Data records
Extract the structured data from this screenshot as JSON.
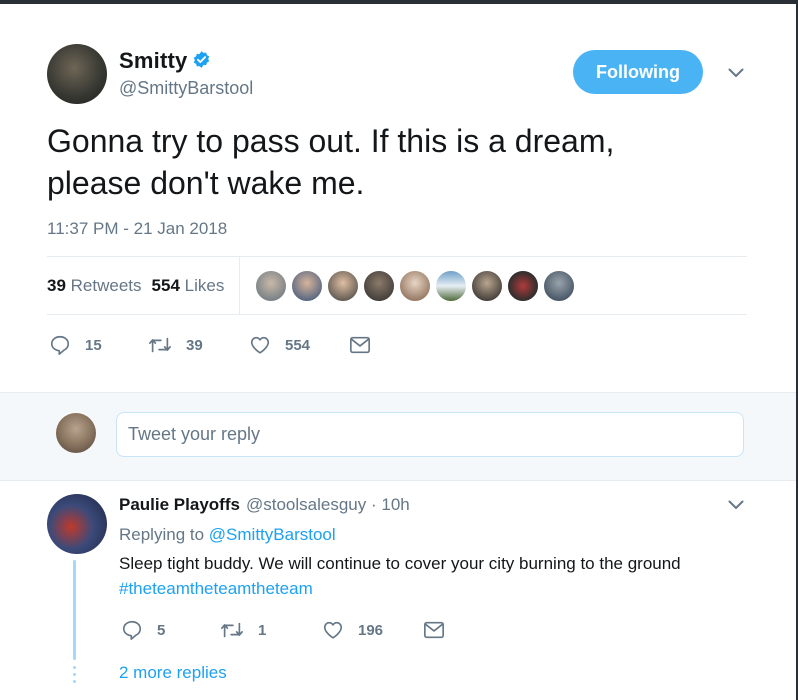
{
  "tweet": {
    "author_name": "Smitty",
    "author_handle": "@SmittyBarstool",
    "follow_label": "Following",
    "text": "Gonna try to pass out.  If this is a dream,\nplease don't wake me.",
    "timestamp": "11:37 PM - 21 Jan 2018",
    "retweets_count": "39",
    "retweets_label": "Retweets",
    "likes_count": "554",
    "likes_label": "Likes",
    "actions": {
      "replies": "15",
      "retweets": "39",
      "likes": "554"
    }
  },
  "reply_box": {
    "placeholder": "Tweet your reply"
  },
  "reply": {
    "author_name": "Paulie Playoffs",
    "meta": "@stoolsalesguy · 10h",
    "replying_prefix": "Replying to",
    "replying_to": "@SmittyBarstool",
    "text": "Sleep tight buddy. We will continue to cover your city burning to the ground",
    "hashtag": "#theteamtheteamtheteam",
    "actions": {
      "replies": "5",
      "retweets": "1",
      "likes": "196"
    },
    "more_replies": "2 more replies"
  },
  "colors": {
    "accent": "#1da1f2",
    "follow_button": "#4ab3f4",
    "muted": "#657786",
    "thread_line": "#a6d8fa"
  }
}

# AIM:
The entries above are to be returned exactly, without their pictures.

# SOLUTION TO THE PROBLEM:
Extract the structured data from this screenshot as JSON.
{
  "tweet": {
    "author_name": "Smitty",
    "author_handle": "@SmittyBarstool",
    "follow_label": "Following",
    "text": "Gonna try to pass out.  If this is a dream,\nplease don't wake me.",
    "timestamp": "11:37 PM - 21 Jan 2018",
    "retweets_count": "39",
    "retweets_label": "Retweets",
    "likes_count": "554",
    "likes_label": "Likes",
    "actions": {
      "replies": "15",
      "retweets": "39",
      "likes": "554"
    }
  },
  "reply_box": {
    "placeholder": "Tweet your reply"
  },
  "reply": {
    "author_name": "Paulie Playoffs",
    "meta": "@stoolsalesguy · 10h",
    "replying_prefix": "Replying to",
    "replying_to": "@SmittyBarstool",
    "text": "Sleep tight buddy. We will continue to cover your city burning to the ground",
    "hashtag": "#theteamtheteamtheteam",
    "actions": {
      "replies": "5",
      "retweets": "1",
      "likes": "196"
    },
    "more_replies": "2 more replies"
  },
  "colors": {
    "accent": "#1da1f2",
    "follow_button": "#4ab3f4",
    "muted": "#657786",
    "thread_line": "#a6d8fa"
  }
}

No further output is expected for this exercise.